Task brief
Set down every entry word for word. Omit the pictures.

Raw data
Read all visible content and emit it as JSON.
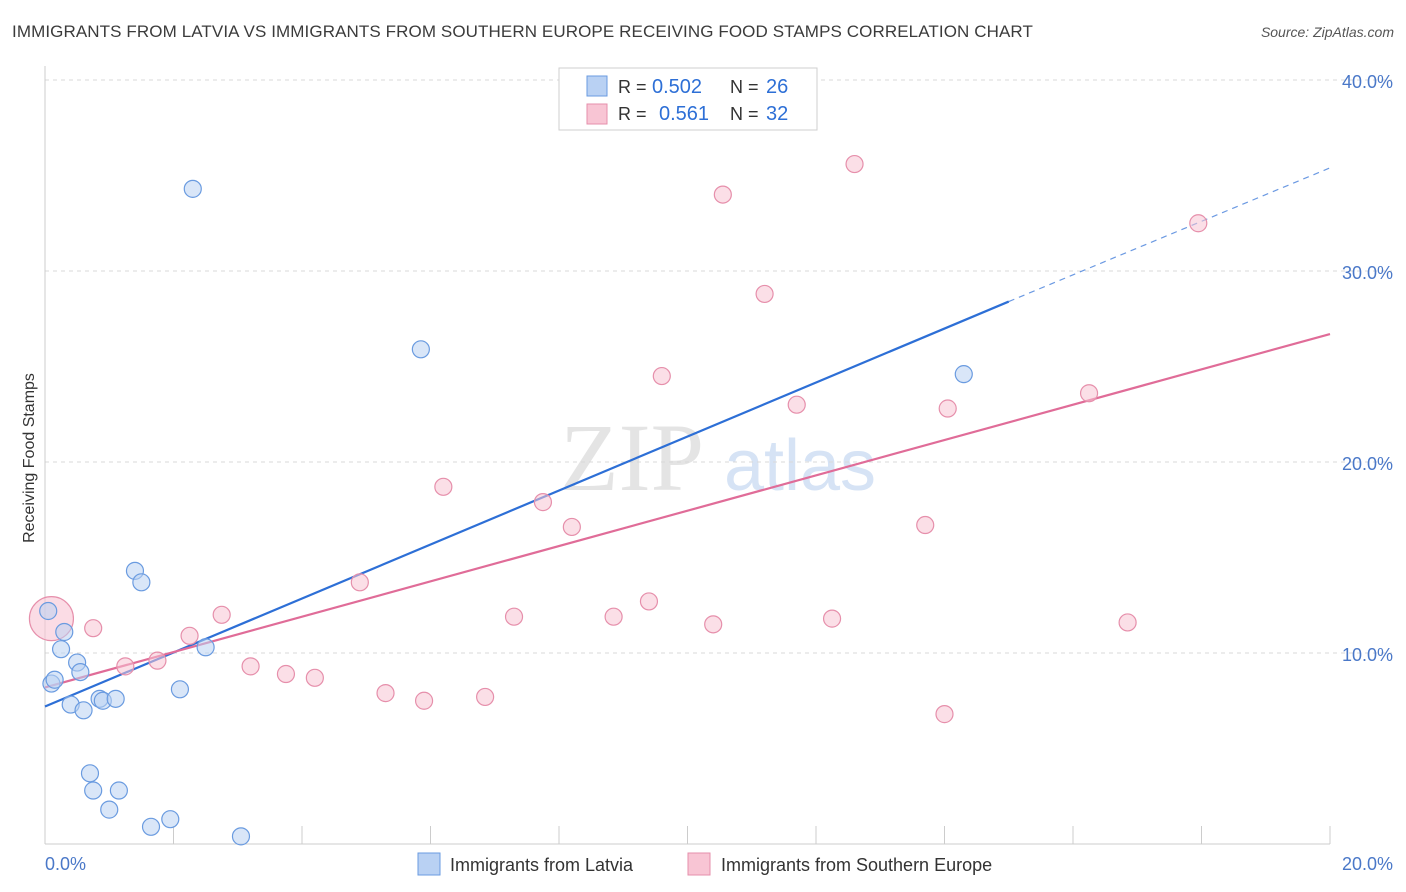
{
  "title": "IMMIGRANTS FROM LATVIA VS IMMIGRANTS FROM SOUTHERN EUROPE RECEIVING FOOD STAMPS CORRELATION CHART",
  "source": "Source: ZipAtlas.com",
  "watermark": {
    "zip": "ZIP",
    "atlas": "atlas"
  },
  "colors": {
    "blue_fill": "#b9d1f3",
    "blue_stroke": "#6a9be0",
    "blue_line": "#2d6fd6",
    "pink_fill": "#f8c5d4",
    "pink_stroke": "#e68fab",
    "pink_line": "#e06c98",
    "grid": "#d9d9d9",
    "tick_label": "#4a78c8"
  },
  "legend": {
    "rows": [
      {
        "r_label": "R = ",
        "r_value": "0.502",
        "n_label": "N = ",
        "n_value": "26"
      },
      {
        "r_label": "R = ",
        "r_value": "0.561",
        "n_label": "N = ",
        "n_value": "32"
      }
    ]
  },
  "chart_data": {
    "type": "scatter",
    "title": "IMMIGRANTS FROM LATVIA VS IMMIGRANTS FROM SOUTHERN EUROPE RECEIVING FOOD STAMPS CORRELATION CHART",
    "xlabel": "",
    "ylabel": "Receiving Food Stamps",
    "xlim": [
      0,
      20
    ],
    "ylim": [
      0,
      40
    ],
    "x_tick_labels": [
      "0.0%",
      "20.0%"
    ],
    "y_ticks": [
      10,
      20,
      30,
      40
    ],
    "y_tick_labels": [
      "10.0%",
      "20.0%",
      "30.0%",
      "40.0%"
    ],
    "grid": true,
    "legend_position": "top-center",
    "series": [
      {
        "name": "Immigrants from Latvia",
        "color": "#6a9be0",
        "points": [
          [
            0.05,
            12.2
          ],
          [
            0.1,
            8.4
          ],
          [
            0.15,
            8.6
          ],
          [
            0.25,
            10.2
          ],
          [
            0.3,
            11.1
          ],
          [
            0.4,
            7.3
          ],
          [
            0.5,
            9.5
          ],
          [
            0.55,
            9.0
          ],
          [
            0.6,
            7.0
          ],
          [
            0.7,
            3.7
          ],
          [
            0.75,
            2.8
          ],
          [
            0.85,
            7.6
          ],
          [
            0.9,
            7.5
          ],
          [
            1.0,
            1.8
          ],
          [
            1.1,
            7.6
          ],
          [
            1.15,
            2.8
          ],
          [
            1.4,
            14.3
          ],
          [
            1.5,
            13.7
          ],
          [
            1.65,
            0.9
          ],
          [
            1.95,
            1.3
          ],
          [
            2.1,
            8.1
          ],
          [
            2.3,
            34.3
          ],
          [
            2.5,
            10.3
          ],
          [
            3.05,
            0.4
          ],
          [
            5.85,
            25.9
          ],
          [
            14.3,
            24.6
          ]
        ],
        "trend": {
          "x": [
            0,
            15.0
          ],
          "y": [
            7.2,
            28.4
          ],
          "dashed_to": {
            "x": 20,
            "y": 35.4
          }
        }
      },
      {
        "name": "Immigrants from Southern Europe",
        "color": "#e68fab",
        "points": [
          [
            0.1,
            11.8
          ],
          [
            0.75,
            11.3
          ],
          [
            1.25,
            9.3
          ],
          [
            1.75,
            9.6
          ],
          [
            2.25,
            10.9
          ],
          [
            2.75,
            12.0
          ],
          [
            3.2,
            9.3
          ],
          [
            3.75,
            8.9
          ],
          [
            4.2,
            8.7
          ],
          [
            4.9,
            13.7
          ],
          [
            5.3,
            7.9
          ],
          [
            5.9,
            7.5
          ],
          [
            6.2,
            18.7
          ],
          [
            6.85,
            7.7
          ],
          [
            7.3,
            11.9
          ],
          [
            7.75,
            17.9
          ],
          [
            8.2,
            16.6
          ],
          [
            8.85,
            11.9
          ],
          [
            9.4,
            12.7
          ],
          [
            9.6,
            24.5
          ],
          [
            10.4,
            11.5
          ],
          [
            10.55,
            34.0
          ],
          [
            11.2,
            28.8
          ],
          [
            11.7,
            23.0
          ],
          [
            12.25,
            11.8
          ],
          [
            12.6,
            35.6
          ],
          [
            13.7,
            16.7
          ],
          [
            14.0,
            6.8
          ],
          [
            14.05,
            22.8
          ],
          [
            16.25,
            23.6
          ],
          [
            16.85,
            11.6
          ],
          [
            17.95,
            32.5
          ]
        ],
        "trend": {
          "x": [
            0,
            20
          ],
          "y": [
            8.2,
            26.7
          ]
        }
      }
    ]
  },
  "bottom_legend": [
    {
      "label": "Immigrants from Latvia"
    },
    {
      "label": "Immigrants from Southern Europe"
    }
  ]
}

Expected answer
Read all visible content and emit it as JSON.
{
  "title": "IMMIGRANTS FROM LATVIA VS IMMIGRANTS FROM SOUTHERN EUROPE RECEIVING FOOD STAMPS CORRELATION CHART",
  "source": "Source: ZipAtlas.com",
  "watermark": {
    "zip": "ZIP",
    "atlas": "atlas"
  },
  "colors": {
    "blue_fill": "#b9d1f3",
    "blue_stroke": "#6a9be0",
    "blue_line": "#2d6fd6",
    "pink_fill": "#f8c5d4",
    "pink_stroke": "#e68fab",
    "pink_line": "#e06c98",
    "grid": "#d9d9d9",
    "tick_label": "#4a78c8"
  },
  "legend": {
    "rows": [
      {
        "r_label": "R = ",
        "r_value": "0.502",
        "n_label": "N = ",
        "n_value": "26"
      },
      {
        "r_label": "R = ",
        "r_value": "0.561",
        "n_label": "N = ",
        "n_value": "32"
      }
    ]
  },
  "chart_data": {
    "type": "scatter",
    "title": "IMMIGRANTS FROM LATVIA VS IMMIGRANTS FROM SOUTHERN EUROPE RECEIVING FOOD STAMPS CORRELATION CHART",
    "xlabel": "",
    "ylabel": "Receiving Food Stamps",
    "xlim": [
      0,
      20
    ],
    "ylim": [
      0,
      40
    ],
    "x_tick_labels": [
      "0.0%",
      "20.0%"
    ],
    "y_ticks": [
      10,
      20,
      30,
      40
    ],
    "y_tick_labels": [
      "10.0%",
      "20.0%",
      "30.0%",
      "40.0%"
    ],
    "grid": true,
    "legend_position": "top-center",
    "series": [
      {
        "name": "Immigrants from Latvia",
        "color": "#6a9be0",
        "points": [
          [
            0.05,
            12.2
          ],
          [
            0.1,
            8.4
          ],
          [
            0.15,
            8.6
          ],
          [
            0.25,
            10.2
          ],
          [
            0.3,
            11.1
          ],
          [
            0.4,
            7.3
          ],
          [
            0.5,
            9.5
          ],
          [
            0.55,
            9.0
          ],
          [
            0.6,
            7.0
          ],
          [
            0.7,
            3.7
          ],
          [
            0.75,
            2.8
          ],
          [
            0.85,
            7.6
          ],
          [
            0.9,
            7.5
          ],
          [
            1.0,
            1.8
          ],
          [
            1.1,
            7.6
          ],
          [
            1.15,
            2.8
          ],
          [
            1.4,
            14.3
          ],
          [
            1.5,
            13.7
          ],
          [
            1.65,
            0.9
          ],
          [
            1.95,
            1.3
          ],
          [
            2.1,
            8.1
          ],
          [
            2.3,
            34.3
          ],
          [
            2.5,
            10.3
          ],
          [
            3.05,
            0.4
          ],
          [
            5.85,
            25.9
          ],
          [
            14.3,
            24.6
          ]
        ],
        "trend": {
          "x": [
            0,
            15.0
          ],
          "y": [
            7.2,
            28.4
          ],
          "dashed_to": {
            "x": 20,
            "y": 35.4
          }
        }
      },
      {
        "name": "Immigrants from Southern Europe",
        "color": "#e68fab",
        "points": [
          [
            0.1,
            11.8
          ],
          [
            0.75,
            11.3
          ],
          [
            1.25,
            9.3
          ],
          [
            1.75,
            9.6
          ],
          [
            2.25,
            10.9
          ],
          [
            2.75,
            12.0
          ],
          [
            3.2,
            9.3
          ],
          [
            3.75,
            8.9
          ],
          [
            4.2,
            8.7
          ],
          [
            4.9,
            13.7
          ],
          [
            5.3,
            7.9
          ],
          [
            5.9,
            7.5
          ],
          [
            6.2,
            18.7
          ],
          [
            6.85,
            7.7
          ],
          [
            7.3,
            11.9
          ],
          [
            7.75,
            17.9
          ],
          [
            8.2,
            16.6
          ],
          [
            8.85,
            11.9
          ],
          [
            9.4,
            12.7
          ],
          [
            9.6,
            24.5
          ],
          [
            10.4,
            11.5
          ],
          [
            10.55,
            34.0
          ],
          [
            11.2,
            28.8
          ],
          [
            11.7,
            23.0
          ],
          [
            12.25,
            11.8
          ],
          [
            12.6,
            35.6
          ],
          [
            13.7,
            16.7
          ],
          [
            14.0,
            6.8
          ],
          [
            14.05,
            22.8
          ],
          [
            16.25,
            23.6
          ],
          [
            16.85,
            11.6
          ],
          [
            17.95,
            32.5
          ]
        ],
        "trend": {
          "x": [
            0,
            20
          ],
          "y": [
            8.2,
            26.7
          ]
        }
      }
    ]
  },
  "bottom_legend": [
    {
      "label": "Immigrants from Latvia"
    },
    {
      "label": "Immigrants from Southern Europe"
    }
  ]
}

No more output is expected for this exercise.